→ **Stated exercise**:
Read the listing and extract each line that includes the word "date".

→ **Data to process**:
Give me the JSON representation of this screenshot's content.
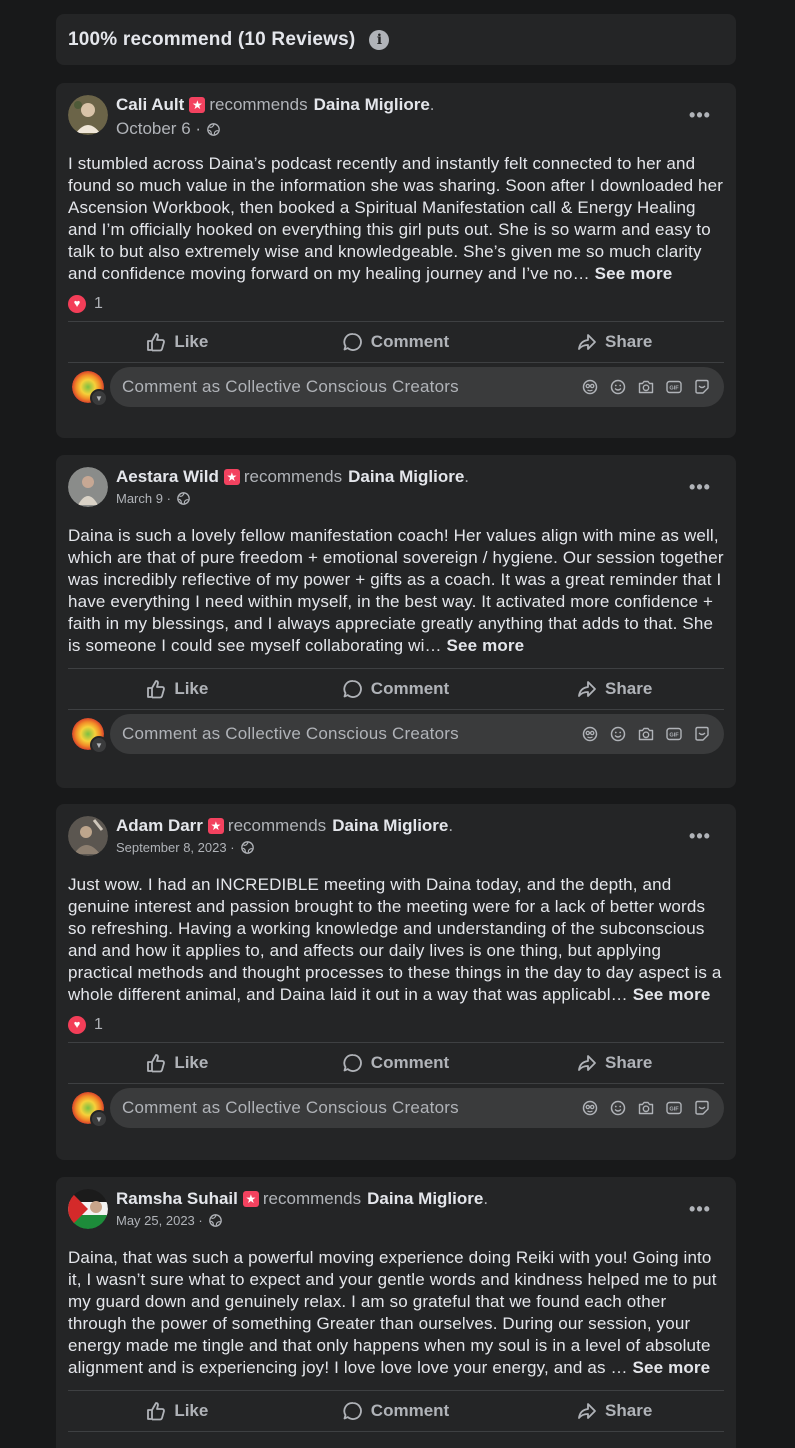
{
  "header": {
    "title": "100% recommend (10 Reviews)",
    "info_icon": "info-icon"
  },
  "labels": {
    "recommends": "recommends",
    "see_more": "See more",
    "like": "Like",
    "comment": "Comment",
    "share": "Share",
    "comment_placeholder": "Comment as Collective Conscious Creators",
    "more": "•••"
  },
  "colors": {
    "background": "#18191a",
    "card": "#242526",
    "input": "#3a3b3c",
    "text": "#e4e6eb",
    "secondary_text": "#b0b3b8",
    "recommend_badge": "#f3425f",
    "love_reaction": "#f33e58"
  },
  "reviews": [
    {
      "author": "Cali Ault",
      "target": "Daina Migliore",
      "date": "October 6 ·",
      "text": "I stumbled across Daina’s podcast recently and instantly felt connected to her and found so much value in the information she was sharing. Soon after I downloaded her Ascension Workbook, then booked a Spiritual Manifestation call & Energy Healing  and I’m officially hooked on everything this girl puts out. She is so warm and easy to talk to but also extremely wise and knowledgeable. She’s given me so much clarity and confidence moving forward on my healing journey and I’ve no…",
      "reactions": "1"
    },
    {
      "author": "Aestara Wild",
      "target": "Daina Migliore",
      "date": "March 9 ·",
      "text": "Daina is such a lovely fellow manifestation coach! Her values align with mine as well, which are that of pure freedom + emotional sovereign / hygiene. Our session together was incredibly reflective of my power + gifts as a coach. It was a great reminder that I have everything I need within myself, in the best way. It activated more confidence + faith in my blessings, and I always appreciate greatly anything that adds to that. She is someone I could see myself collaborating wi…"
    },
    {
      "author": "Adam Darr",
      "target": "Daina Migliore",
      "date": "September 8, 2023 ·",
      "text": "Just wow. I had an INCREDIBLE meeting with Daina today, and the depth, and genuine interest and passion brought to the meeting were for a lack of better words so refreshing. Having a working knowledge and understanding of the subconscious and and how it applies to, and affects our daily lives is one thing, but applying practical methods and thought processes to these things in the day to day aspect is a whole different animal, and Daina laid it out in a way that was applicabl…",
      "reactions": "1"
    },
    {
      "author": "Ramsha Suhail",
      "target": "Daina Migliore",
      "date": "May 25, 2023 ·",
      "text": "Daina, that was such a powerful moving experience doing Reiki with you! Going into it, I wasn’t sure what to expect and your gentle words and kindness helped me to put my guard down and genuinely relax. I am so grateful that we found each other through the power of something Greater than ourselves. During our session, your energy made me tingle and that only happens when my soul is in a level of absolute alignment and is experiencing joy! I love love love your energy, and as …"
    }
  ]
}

→ **Solution to this exercise**:
      "date": "October 6 ·",
      "date": "March 9 ·",
      "date": "September 8, 2023 ·",
      "date": "May 25, 2023 ·",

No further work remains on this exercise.